— Start Entries supplied —

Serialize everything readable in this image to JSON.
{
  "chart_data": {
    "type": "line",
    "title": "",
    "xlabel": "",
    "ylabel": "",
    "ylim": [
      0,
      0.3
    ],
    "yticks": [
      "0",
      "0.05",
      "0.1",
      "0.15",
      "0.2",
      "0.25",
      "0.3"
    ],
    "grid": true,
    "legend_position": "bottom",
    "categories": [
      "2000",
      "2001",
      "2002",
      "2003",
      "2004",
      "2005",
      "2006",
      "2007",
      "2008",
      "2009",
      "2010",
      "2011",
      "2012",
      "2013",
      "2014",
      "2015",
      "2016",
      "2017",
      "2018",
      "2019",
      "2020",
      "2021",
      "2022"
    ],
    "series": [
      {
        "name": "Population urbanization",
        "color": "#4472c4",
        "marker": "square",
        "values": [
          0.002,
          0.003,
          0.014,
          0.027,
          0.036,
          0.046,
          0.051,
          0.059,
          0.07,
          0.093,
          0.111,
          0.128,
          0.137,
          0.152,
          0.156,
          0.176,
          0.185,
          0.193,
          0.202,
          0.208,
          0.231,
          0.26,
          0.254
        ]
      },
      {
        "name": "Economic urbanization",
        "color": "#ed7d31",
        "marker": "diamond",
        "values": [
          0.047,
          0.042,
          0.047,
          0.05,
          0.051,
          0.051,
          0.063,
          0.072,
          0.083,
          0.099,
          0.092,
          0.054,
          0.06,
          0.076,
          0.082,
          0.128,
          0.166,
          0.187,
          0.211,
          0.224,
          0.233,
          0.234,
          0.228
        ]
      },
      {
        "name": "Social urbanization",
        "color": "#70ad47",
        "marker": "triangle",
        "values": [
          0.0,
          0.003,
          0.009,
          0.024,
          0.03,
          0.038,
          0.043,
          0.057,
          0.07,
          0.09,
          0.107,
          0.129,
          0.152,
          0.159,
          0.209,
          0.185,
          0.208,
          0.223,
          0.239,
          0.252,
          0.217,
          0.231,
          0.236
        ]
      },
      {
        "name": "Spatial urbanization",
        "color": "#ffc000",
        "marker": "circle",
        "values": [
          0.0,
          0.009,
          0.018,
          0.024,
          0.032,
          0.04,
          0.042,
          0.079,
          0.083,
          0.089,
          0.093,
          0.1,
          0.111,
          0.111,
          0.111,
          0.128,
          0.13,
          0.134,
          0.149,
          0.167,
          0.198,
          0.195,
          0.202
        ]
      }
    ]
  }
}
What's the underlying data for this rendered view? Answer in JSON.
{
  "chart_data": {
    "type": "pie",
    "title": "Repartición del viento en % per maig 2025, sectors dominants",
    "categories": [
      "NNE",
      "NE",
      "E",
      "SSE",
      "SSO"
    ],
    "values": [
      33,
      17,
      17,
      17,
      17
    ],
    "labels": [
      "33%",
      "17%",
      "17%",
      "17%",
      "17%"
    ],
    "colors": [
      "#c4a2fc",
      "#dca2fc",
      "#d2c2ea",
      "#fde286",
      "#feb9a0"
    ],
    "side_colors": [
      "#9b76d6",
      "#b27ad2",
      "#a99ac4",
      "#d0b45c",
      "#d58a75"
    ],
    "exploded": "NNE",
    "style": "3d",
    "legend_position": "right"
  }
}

— End Entries supplied —

■ Instruction
Search the data above for the word "title", then gather each line in which it appears.

■ Result of this task
    "title": "",
    "title": "Repartición del viento en % per maig 2025, sectors dominants",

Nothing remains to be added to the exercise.